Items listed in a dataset
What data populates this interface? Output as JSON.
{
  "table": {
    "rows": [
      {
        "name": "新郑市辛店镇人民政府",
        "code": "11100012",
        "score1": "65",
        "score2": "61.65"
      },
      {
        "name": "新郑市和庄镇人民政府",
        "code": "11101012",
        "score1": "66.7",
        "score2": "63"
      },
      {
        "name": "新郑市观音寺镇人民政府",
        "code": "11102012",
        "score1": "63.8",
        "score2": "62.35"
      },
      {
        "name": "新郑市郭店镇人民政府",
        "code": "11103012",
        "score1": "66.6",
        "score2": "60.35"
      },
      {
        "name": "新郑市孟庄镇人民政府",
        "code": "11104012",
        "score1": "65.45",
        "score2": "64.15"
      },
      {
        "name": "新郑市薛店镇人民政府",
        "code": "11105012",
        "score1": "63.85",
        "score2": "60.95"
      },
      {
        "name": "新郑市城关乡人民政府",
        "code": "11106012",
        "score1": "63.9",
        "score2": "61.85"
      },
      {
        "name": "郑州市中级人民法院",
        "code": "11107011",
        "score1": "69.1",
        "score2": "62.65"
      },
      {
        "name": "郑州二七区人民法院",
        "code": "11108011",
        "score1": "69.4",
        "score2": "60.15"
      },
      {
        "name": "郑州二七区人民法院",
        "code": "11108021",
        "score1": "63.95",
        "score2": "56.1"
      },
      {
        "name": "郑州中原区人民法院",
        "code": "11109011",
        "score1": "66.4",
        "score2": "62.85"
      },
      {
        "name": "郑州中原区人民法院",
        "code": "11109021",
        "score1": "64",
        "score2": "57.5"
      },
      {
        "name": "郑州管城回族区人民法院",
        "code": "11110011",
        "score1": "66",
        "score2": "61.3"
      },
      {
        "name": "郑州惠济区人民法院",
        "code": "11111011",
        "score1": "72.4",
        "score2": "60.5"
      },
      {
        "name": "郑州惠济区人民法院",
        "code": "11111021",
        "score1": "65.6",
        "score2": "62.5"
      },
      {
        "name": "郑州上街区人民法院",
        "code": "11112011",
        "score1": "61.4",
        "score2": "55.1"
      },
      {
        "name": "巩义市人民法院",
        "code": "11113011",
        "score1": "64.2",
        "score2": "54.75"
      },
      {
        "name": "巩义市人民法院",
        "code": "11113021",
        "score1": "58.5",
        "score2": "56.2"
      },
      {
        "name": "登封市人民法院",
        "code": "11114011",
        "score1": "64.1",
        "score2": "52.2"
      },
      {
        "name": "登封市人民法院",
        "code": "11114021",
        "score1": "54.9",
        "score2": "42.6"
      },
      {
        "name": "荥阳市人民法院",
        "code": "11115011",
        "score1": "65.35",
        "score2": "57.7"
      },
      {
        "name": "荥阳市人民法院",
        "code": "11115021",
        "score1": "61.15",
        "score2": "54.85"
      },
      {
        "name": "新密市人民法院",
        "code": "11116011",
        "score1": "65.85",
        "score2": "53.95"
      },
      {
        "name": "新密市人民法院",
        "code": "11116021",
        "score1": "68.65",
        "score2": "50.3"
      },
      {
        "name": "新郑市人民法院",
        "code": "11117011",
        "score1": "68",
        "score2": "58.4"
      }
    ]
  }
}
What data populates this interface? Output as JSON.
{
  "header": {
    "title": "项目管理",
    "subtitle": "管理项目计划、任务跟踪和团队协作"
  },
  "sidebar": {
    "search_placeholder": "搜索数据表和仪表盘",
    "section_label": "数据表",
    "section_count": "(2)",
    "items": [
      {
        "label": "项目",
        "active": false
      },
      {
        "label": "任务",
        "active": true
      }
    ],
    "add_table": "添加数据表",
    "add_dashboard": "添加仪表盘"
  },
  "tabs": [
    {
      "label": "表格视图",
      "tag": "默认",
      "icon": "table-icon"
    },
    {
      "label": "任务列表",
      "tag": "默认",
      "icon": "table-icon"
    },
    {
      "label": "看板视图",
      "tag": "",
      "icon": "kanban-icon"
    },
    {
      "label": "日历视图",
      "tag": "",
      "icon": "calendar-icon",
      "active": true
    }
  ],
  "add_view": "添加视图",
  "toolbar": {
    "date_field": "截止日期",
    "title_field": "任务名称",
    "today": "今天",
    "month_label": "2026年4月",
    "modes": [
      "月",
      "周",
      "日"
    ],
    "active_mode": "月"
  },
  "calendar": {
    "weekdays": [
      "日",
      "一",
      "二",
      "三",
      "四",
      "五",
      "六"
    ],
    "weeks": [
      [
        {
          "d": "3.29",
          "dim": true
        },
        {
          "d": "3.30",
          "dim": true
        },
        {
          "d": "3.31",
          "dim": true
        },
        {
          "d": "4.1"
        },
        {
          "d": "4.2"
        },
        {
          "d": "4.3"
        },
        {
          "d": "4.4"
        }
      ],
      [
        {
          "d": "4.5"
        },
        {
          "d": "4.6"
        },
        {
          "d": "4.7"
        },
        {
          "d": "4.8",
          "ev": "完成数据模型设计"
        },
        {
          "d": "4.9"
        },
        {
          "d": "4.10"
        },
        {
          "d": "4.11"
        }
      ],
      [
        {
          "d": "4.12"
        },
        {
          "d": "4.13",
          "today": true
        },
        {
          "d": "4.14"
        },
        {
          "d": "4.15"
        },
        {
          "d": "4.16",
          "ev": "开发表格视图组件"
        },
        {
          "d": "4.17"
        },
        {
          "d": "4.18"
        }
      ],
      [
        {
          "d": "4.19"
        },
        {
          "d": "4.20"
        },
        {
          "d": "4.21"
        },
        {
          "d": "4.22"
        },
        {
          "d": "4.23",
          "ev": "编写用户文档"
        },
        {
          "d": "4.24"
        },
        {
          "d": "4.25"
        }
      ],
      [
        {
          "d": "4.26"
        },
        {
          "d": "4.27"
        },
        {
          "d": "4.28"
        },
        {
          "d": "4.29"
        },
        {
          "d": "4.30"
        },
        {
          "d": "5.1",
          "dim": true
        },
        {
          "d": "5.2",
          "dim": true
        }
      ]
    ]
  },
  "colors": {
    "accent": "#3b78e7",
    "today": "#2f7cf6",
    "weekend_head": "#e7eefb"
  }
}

— Problem —
Return the listing above in full, character for character.

— Written response —
What data populates this interface? Output as JSON.
{
  "table": {
    "rows": [
      {
        "name": "新郑市辛店镇人民政府",
        "code": "11100012",
        "score1": "65",
        "score2": "61.65"
      },
      {
        "name": "新郑市和庄镇人民政府",
        "code": "11101012",
        "score1": "66.7",
        "score2": "63"
      },
      {
        "name": "新郑市观音寺镇人民政府",
        "code": "11102012",
        "score1": "63.8",
        "score2": "62.35"
      },
      {
        "name": "新郑市郭店镇人民政府",
        "code": "11103012",
        "score1": "66.6",
        "score2": "60.35"
      },
      {
        "name": "新郑市孟庄镇人民政府",
        "code": "11104012",
        "score1": "65.45",
        "score2": "64.15"
      },
      {
        "name": "新郑市薛店镇人民政府",
        "code": "11105012",
        "score1": "63.85",
        "score2": "60.95"
      },
      {
        "name": "新郑市城关乡人民政府",
        "code": "11106012",
        "score1": "63.9",
        "score2": "61.85"
      },
      {
        "name": "郑州市中级人民法院",
        "code": "11107011",
        "score1": "69.1",
        "score2": "62.65"
      },
      {
        "name": "郑州二七区人民法院",
        "code": "11108011",
        "score1": "69.4",
        "score2": "60.15"
      },
      {
        "name": "郑州二七区人民法院",
        "code": "11108021",
        "score1": "63.95",
        "score2": "56.1"
      },
      {
        "name": "郑州中原区人民法院",
        "code": "11109011",
        "score1": "66.4",
        "score2": "62.85"
      },
      {
        "name": "郑州中原区人民法院",
        "code": "11109021",
        "score1": "64",
        "score2": "57.5"
      },
      {
        "name": "郑州管城回族区人民法院",
        "code": "11110011",
        "score1": "66",
        "score2": "61.3"
      },
      {
        "name": "郑州惠济区人民法院",
        "code": "11111011",
        "score1": "72.4",
        "score2": "60.5"
      },
      {
        "name": "郑州惠济区人民法院",
        "code": "11111021",
        "score1": "65.6",
        "score2": "62.5"
      },
      {
        "name": "郑州上街区人民法院",
        "code": "11112011",
        "score1": "61.4",
        "score2": "55.1"
      },
      {
        "name": "巩义市人民法院",
        "code": "11113011",
        "score1": "64.2",
        "score2": "54.75"
      },
      {
        "name": "巩义市人民法院",
        "code": "11113021",
        "score1": "58.5",
        "score2": "56.2"
      },
      {
        "name": "登封市人民法院",
        "code": "11114011",
        "score1": "64.1",
        "score2": "52.2"
      },
      {
        "name": "登封市人民法院",
        "code": "11114021",
        "score1": "54.9",
        "score2": "42.6"
      },
      {
        "name": "荥阳市人民法院",
        "code": "11115011",
        "score1": "65.35",
        "score2": "57.7"
      },
      {
        "name": "荥阳市人民法院",
        "code": "11115021",
        "score1": "61.15",
        "score2": "54.85"
      },
      {
        "name": "新密市人民法院",
        "code": "11116011",
        "score1": "65.85",
        "score2": "53.95"
      },
      {
        "name": "新密市人民法院",
        "code": "11116021",
        "score1": "68.65",
        "score2": "50.3"
      },
      {
        "name": "新郑市人民法院",
        "code": "11117011",
        "score1": "68",
        "score2": "58.4"
      }
    ]
  }
}
What data populates this interface? Output as JSON.
{
  "header": {
    "title": "项目管理",
    "subtitle": "管理项目计划、任务跟踪和团队协作"
  },
  "sidebar": {
    "search_placeholder": "搜索数据表和仪表盘",
    "section_label": "数据表",
    "section_count": "(2)",
    "items": [
      {
        "label": "项目",
        "active": false
      },
      {
        "label": "任务",
        "active": true
      }
    ],
    "add_table": "添加数据表",
    "add_dashboard": "添加仪表盘"
  },
  "tabs": [
    {
      "label": "表格视图",
      "tag": "默认",
      "icon": "table-icon"
    },
    {
      "label": "任务列表",
      "tag": "默认",
      "icon": "table-icon"
    },
    {
      "label": "看板视图",
      "tag": "",
      "icon": "kanban-icon"
    },
    {
      "label": "日历视图",
      "tag": "",
      "icon": "calendar-icon",
      "active": true
    }
  ],
  "add_view": "添加视图",
  "toolbar": {
    "date_field": "截止日期",
    "title_field": "任务名称",
    "today": "今天",
    "month_label": "2026年4月",
    "modes": [
      "月",
      "周",
      "日"
    ],
    "active_mode": "月"
  },
  "calendar": {
    "weekdays": [
      "日",
      "一",
      "二",
      "三",
      "四",
      "五",
      "六"
    ],
    "weeks": [
      [
        {
          "d": "3.29",
          "dim": true
        },
        {
          "d": "3.30",
          "dim": true
        },
        {
          "d": "3.31",
          "dim": true
        },
        {
          "d": "4.1"
        },
        {
          "d": "4.2"
        },
        {
          "d": "4.3"
        },
        {
          "d": "4.4"
        }
      ],
      [
        {
          "d": "4.5"
        },
        {
          "d": "4.6"
        },
        {
          "d": "4.7"
        },
        {
          "d": "4.8",
          "ev": "完成数据模型设计"
        },
        {
          "d": "4.9"
        },
        {
          "d": "4.10"
        },
        {
          "d": "4.11"
        }
      ],
      [
        {
          "d": "4.12"
        },
        {
          "d": "4.13",
          "today": true
        },
        {
          "d": "4.14"
        },
        {
          "d": "4.15"
        },
        {
          "d": "4.16",
          "ev": "开发表格视图组件"
        },
        {
          "d": "4.17"
        },
        {
          "d": "4.18"
        }
      ],
      [
        {
          "d": "4.19"
        },
        {
          "d": "4.20"
        },
        {
          "d": "4.21"
        },
        {
          "d": "4.22"
        },
        {
          "d": "4.23",
          "ev": "编写用户文档"
        },
        {
          "d": "4.24"
        },
        {
          "d": "4.25"
        }
      ],
      [
        {
          "d": "4.26"
        },
        {
          "d": "4.27"
        },
        {
          "d": "4.28"
        },
        {
          "d": "4.29"
        },
        {
          "d": "4.30"
        },
        {
          "d": "5.1",
          "dim": true
        },
        {
          "d": "5.2",
          "dim": true
        }
      ]
    ]
  },
  "colors": {
    "accent": "#3b78e7",
    "today": "#2f7cf6",
    "weekend_head": "#e7eefb"
  }
}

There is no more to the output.